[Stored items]
◆ ◆ ◆ ◆

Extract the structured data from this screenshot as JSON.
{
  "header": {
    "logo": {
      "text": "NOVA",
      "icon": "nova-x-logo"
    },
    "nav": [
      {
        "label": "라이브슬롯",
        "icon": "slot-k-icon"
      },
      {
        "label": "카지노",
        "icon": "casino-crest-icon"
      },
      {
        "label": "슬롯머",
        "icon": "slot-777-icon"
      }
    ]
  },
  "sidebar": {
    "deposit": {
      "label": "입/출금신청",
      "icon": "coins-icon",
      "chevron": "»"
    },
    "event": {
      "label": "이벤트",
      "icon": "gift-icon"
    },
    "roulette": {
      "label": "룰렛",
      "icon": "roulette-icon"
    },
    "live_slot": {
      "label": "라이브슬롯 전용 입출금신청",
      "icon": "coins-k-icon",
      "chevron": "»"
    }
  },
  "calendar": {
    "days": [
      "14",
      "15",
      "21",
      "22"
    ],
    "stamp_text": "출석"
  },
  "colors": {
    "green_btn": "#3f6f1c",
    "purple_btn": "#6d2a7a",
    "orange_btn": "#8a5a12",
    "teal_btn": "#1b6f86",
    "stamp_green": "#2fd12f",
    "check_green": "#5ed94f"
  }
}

◆ ◆ ◆ ◆

* [Work to be completed] Pull every line containing "icon" from the material above.

* [Answer]
      "icon": "nova-x-logo"
        "icon": "slot-k-icon"
        "icon": "casino-crest-icon"
        "icon": "slot-777-icon"
      "icon": "coins-icon",
      "icon": "gift-icon"
      "icon": "roulette-icon"
      "icon": "coins-k-icon",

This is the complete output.